■ Objective
Find each line containing the string "Prefer". Copy it.

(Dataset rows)
--- begin ---

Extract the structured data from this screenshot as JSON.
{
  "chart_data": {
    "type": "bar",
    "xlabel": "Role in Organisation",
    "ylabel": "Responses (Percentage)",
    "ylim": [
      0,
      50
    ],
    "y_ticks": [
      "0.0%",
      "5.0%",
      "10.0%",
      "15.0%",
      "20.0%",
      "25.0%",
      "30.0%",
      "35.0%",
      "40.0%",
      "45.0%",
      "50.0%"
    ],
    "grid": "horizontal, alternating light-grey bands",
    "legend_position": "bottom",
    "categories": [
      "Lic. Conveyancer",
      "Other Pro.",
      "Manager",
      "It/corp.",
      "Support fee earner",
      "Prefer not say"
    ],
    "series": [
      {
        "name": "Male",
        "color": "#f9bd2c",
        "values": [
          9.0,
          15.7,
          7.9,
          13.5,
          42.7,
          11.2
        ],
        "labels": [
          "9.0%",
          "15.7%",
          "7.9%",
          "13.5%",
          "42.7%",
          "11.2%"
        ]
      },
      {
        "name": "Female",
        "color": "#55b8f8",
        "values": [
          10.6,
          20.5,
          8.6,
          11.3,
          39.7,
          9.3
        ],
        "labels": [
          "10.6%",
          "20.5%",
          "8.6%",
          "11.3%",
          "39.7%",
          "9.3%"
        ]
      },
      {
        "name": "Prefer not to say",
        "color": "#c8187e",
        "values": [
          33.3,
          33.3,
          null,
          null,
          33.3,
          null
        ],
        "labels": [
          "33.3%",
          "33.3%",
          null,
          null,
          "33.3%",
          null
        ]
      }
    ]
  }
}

--- end ---

■ Full output
      "Prefer not say"
        "name": "Prefer not to say",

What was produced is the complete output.